→ **Exercise material**

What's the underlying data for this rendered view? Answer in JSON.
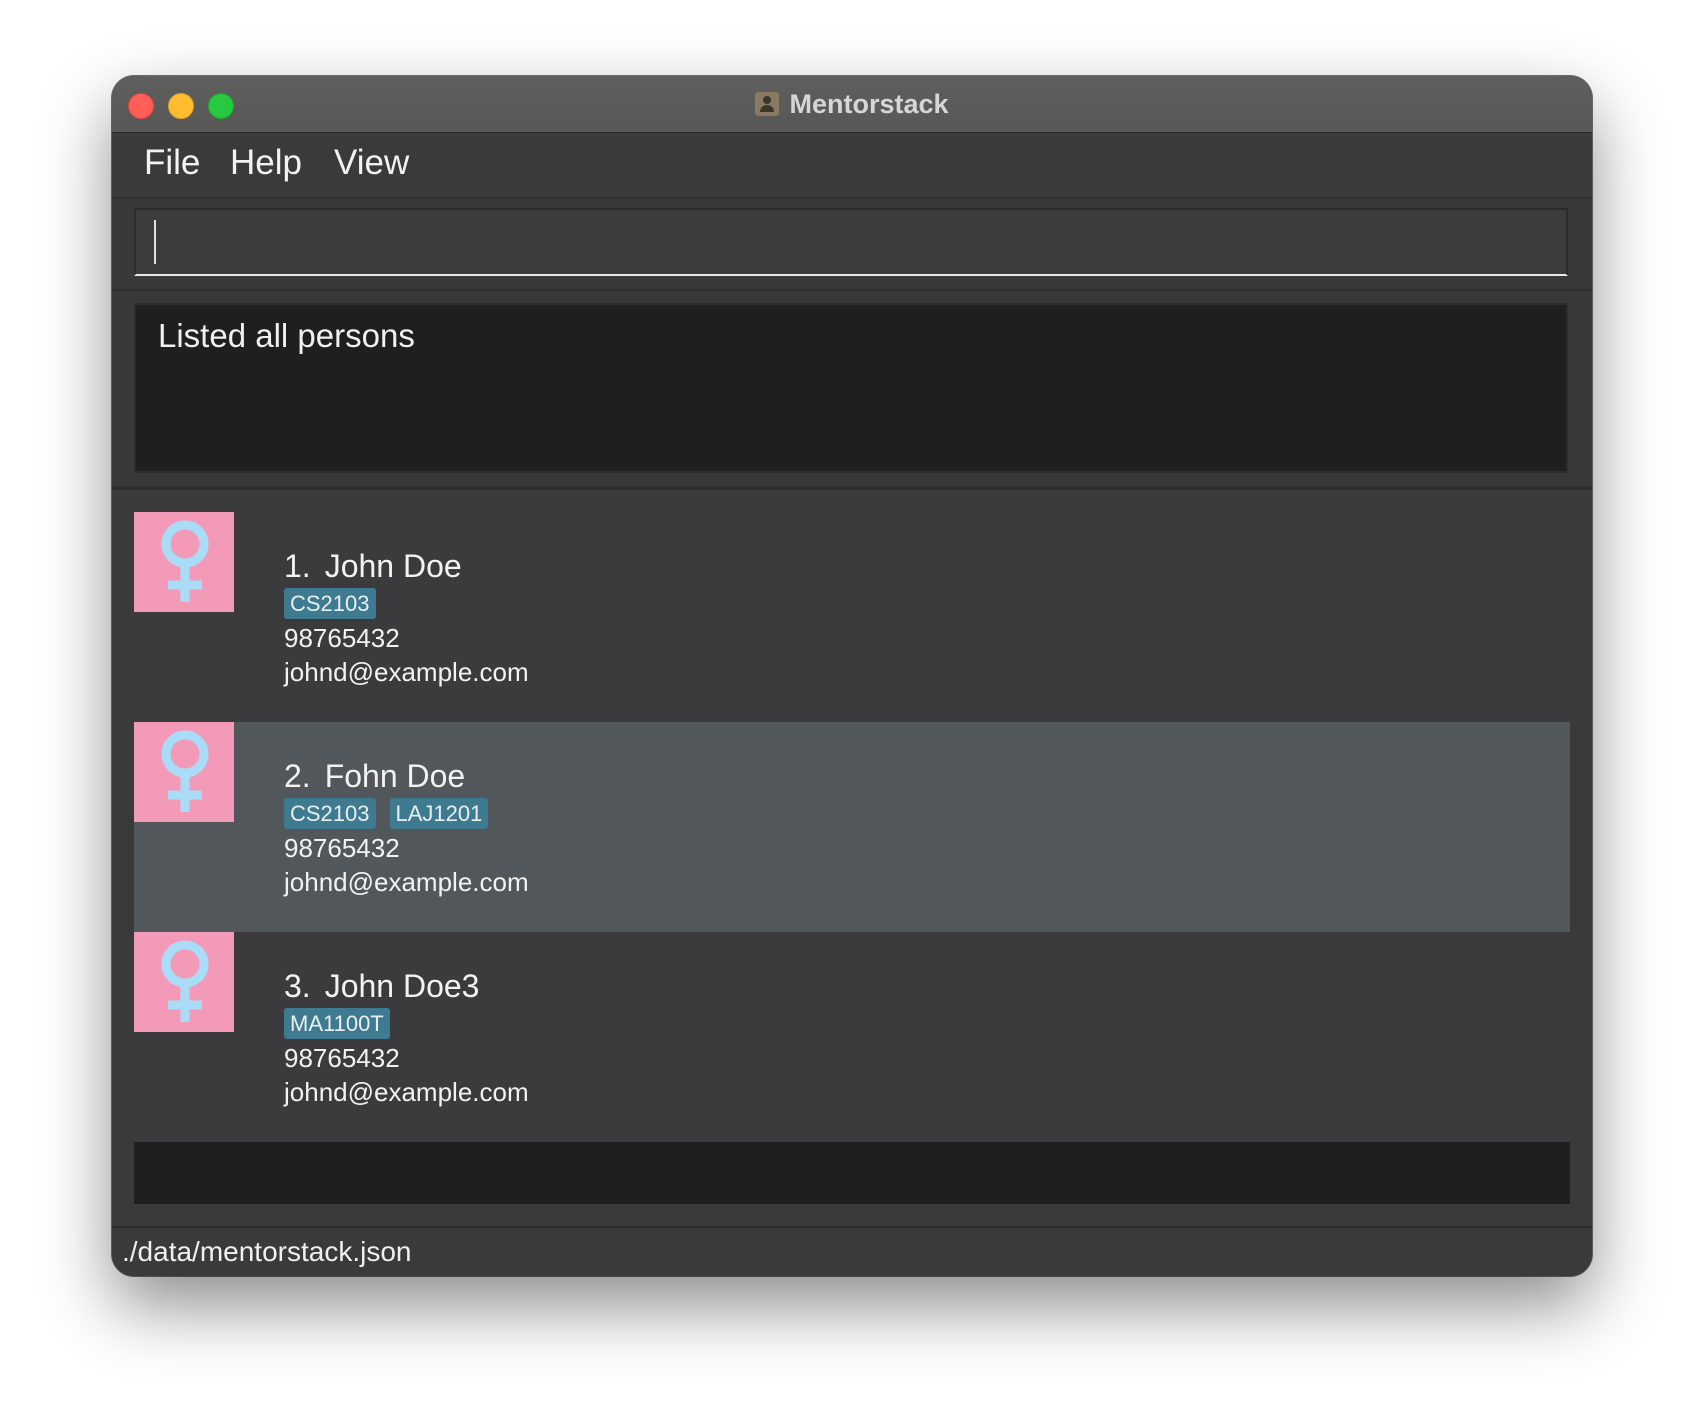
{
  "window": {
    "title": "Mentorstack",
    "app_icon": "contacts-app-icon"
  },
  "menu": {
    "items": [
      "File",
      "Help",
      "View"
    ]
  },
  "command": {
    "value": "",
    "placeholder": ""
  },
  "result": {
    "message": "Listed all persons"
  },
  "persons": [
    {
      "index": "1.",
      "name": "John Doe",
      "tags": [
        "CS2103"
      ],
      "phone": "98765432",
      "email": "johnd@example.com",
      "avatar_icon": "female-symbol-icon",
      "selected": false
    },
    {
      "index": "2.",
      "name": "Fohn Doe",
      "tags": [
        "CS2103",
        "LAJ1201"
      ],
      "phone": "98765432",
      "email": "johnd@example.com",
      "avatar_icon": "female-symbol-icon",
      "selected": true
    },
    {
      "index": "3.",
      "name": "John Doe3",
      "tags": [
        "MA1100T"
      ],
      "phone": "98765432",
      "email": "johnd@example.com",
      "avatar_icon": "female-symbol-icon",
      "selected": false
    }
  ],
  "status": {
    "file_path": "./data/mentorstack.json"
  },
  "colors": {
    "avatar_bg": "#f49ab9",
    "avatar_symbol": "#a9ddf7",
    "tag_bg": "#3e7b91",
    "selected_row": "#51575b"
  }
}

→ **Problem description**
Pictures in the data above should not be copied; transcribe everything else exactly.

→ **Correct output**
What's the underlying data for this rendered view? Answer in JSON.
{
  "window": {
    "title": "Mentorstack",
    "app_icon": "contacts-app-icon"
  },
  "menu": {
    "items": [
      "File",
      "Help",
      "View"
    ]
  },
  "command": {
    "value": "",
    "placeholder": ""
  },
  "result": {
    "message": "Listed all persons"
  },
  "persons": [
    {
      "index": "1.",
      "name": "John Doe",
      "tags": [
        "CS2103"
      ],
      "phone": "98765432",
      "email": "johnd@example.com",
      "avatar_icon": "female-symbol-icon",
      "selected": false
    },
    {
      "index": "2.",
      "name": "Fohn Doe",
      "tags": [
        "CS2103",
        "LAJ1201"
      ],
      "phone": "98765432",
      "email": "johnd@example.com",
      "avatar_icon": "female-symbol-icon",
      "selected": true
    },
    {
      "index": "3.",
      "name": "John Doe3",
      "tags": [
        "MA1100T"
      ],
      "phone": "98765432",
      "email": "johnd@example.com",
      "avatar_icon": "female-symbol-icon",
      "selected": false
    }
  ],
  "status": {
    "file_path": "./data/mentorstack.json"
  },
  "colors": {
    "avatar_bg": "#f49ab9",
    "avatar_symbol": "#a9ddf7",
    "tag_bg": "#3e7b91",
    "selected_row": "#51575b"
  }
}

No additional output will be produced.